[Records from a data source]
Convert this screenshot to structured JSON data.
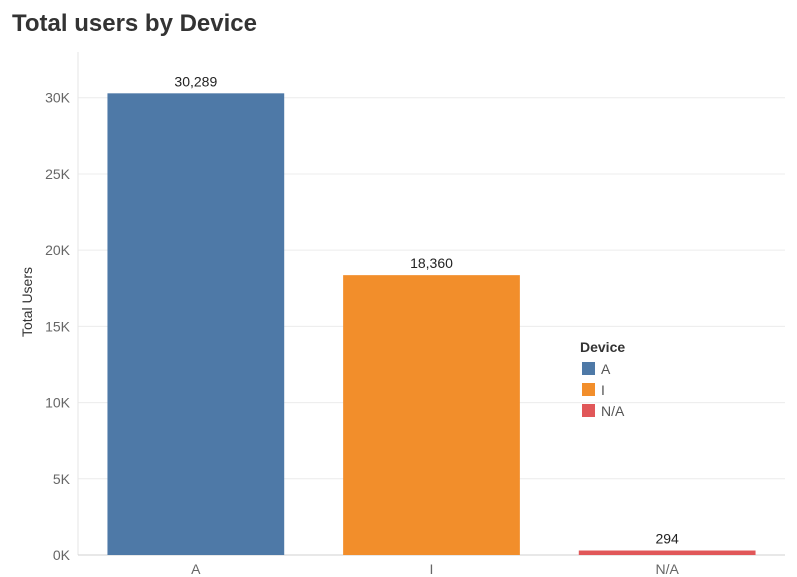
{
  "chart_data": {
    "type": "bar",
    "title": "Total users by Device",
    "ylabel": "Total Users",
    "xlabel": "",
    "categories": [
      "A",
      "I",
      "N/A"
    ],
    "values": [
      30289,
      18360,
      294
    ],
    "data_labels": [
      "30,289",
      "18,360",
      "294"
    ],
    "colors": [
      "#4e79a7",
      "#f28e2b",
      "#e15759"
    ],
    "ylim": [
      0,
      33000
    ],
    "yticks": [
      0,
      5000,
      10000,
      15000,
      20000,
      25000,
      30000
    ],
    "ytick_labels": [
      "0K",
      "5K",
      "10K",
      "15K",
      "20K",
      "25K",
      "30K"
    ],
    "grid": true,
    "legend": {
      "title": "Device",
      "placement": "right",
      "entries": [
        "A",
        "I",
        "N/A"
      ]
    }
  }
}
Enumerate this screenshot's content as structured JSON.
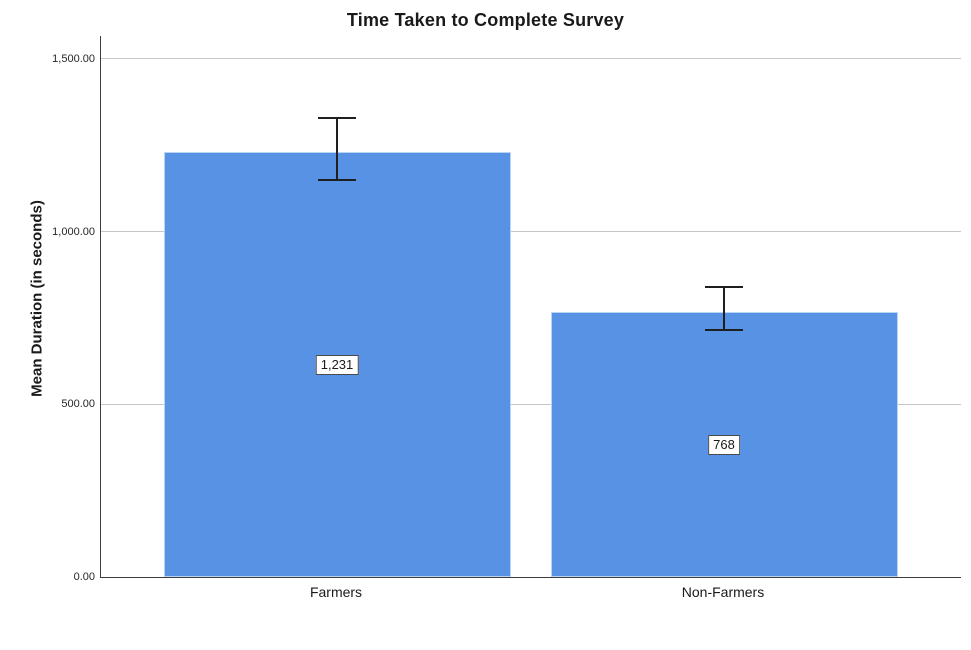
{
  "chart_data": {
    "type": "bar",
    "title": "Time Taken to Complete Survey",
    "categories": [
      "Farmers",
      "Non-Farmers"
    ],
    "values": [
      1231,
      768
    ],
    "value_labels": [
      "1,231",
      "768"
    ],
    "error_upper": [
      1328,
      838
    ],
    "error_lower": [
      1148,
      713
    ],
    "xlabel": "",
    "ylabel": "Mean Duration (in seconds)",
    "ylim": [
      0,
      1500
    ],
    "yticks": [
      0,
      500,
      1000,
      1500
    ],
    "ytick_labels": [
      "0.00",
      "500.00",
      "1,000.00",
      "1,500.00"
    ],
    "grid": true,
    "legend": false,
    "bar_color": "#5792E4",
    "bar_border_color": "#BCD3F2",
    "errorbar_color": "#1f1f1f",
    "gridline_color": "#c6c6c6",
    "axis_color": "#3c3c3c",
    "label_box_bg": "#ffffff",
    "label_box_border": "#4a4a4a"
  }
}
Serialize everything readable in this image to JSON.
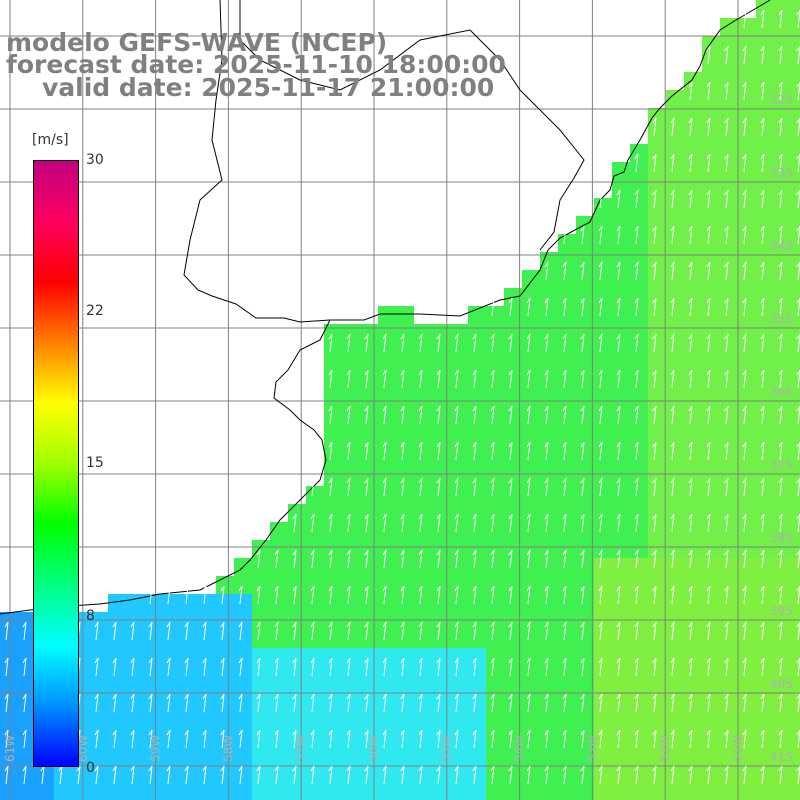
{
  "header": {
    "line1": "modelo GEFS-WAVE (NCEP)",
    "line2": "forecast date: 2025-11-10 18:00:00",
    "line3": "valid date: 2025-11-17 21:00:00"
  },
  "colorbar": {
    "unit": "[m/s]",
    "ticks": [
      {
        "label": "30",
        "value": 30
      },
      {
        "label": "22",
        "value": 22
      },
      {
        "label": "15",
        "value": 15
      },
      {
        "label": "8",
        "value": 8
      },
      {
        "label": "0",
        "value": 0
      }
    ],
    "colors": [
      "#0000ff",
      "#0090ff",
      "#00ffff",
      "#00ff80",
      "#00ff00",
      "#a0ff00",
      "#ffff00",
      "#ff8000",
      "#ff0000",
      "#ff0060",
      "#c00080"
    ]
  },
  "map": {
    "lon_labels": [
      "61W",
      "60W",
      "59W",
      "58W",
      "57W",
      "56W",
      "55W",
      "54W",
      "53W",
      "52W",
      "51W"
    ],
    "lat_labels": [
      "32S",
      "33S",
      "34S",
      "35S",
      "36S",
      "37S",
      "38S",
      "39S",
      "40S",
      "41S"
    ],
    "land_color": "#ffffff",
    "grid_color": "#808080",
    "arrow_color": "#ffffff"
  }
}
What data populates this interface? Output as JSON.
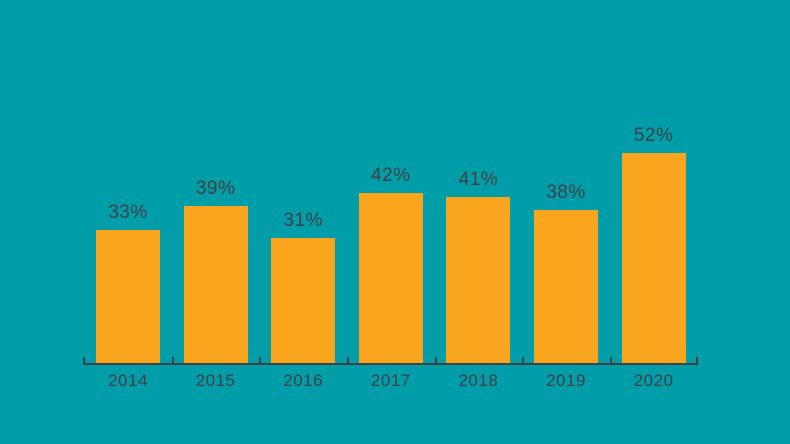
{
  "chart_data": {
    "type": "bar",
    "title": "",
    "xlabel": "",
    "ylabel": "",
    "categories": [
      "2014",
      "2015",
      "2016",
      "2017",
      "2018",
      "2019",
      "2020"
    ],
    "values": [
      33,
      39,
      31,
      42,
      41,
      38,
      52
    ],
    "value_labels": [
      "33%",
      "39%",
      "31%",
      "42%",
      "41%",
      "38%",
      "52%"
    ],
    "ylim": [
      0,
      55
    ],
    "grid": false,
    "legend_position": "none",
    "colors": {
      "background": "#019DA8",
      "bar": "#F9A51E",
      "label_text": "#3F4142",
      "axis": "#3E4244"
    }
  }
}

* * *

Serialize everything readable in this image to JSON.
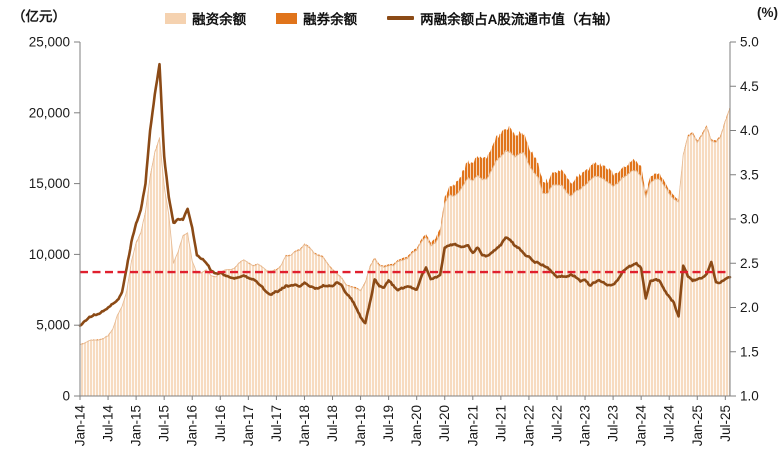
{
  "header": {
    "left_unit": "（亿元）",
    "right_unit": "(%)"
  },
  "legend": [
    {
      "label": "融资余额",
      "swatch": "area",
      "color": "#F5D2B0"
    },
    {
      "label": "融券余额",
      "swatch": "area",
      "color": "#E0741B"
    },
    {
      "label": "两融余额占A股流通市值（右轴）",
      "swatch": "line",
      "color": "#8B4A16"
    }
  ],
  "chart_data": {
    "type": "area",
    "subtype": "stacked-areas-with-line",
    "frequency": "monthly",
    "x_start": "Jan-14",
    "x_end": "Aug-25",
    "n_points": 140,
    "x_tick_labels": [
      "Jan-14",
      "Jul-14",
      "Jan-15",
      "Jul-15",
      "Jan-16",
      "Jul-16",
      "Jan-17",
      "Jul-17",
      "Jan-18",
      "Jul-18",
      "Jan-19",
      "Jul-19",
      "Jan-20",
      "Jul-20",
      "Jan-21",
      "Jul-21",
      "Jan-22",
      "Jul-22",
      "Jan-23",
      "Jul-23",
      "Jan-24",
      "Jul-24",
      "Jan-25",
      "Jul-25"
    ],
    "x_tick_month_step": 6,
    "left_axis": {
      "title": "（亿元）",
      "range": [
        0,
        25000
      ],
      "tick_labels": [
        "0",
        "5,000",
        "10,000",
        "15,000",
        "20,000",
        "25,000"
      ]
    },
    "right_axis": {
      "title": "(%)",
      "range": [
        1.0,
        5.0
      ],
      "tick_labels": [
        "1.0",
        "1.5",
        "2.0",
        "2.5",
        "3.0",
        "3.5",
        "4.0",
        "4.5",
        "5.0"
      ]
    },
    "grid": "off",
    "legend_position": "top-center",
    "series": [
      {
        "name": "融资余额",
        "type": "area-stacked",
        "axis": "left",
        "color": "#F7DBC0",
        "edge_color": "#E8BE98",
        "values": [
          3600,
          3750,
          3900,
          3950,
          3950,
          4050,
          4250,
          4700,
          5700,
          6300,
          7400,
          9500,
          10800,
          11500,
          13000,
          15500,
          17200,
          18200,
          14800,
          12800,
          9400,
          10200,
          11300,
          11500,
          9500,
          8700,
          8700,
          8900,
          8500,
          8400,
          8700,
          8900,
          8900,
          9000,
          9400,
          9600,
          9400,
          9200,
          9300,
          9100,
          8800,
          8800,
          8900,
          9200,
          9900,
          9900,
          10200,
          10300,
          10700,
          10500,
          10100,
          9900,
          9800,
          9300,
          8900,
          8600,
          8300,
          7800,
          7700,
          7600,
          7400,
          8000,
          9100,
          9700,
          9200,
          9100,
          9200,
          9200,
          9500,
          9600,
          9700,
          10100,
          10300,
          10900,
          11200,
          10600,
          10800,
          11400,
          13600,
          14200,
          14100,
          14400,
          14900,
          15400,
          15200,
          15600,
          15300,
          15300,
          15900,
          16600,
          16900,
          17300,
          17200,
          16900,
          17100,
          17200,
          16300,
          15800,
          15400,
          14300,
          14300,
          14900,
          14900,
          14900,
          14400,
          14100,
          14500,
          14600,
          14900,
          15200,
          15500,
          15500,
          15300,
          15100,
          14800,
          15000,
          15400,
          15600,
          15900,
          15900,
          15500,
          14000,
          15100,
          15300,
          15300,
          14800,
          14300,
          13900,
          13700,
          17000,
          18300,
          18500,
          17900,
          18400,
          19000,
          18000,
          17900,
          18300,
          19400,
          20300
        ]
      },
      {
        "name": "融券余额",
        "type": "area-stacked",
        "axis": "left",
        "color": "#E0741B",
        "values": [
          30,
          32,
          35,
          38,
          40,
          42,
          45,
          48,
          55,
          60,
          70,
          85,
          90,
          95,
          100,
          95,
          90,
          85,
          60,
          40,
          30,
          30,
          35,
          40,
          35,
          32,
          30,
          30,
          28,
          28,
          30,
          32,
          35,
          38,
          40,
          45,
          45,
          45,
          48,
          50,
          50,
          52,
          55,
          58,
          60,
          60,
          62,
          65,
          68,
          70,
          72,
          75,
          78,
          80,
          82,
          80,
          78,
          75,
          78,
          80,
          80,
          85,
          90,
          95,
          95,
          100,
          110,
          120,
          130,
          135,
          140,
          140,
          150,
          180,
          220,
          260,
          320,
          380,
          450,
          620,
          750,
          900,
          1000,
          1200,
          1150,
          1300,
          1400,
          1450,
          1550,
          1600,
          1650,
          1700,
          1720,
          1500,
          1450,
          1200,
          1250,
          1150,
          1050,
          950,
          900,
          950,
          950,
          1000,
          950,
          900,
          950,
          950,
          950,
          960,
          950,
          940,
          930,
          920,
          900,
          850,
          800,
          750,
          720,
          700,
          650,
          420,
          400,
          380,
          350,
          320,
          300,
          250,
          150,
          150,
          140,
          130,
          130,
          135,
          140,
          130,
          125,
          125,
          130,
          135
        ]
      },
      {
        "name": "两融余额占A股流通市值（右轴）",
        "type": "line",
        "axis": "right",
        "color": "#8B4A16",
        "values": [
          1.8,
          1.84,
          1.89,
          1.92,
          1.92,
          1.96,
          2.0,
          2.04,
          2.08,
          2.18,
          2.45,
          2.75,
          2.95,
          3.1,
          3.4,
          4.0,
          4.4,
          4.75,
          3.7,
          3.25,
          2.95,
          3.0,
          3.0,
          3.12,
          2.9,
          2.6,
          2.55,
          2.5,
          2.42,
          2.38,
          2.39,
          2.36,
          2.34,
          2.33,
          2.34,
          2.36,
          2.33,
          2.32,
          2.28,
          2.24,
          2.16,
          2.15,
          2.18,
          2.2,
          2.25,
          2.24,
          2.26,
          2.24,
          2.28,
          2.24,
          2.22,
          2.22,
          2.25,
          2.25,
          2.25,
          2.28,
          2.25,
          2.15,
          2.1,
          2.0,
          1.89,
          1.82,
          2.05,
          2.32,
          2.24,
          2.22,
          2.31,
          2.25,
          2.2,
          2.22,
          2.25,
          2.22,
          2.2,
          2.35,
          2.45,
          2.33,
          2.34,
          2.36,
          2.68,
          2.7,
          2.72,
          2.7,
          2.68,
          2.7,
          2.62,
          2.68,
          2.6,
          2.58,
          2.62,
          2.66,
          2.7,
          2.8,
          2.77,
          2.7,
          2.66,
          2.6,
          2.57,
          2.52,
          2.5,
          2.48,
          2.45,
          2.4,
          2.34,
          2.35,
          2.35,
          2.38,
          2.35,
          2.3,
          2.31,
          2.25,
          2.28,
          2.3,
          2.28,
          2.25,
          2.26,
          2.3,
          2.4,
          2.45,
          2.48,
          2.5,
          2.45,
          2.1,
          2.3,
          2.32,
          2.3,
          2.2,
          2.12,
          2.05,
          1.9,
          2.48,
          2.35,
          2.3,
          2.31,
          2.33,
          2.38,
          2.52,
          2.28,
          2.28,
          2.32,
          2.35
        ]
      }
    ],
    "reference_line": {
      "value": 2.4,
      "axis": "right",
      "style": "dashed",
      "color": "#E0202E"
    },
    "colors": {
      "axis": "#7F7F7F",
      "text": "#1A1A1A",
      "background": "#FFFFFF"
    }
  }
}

- WORK TO DO
Read the data above and pull out each line that holds the string "Total".

- THE REPLY
    "title": "Total users by Device",
    "ylabel": "Total Users",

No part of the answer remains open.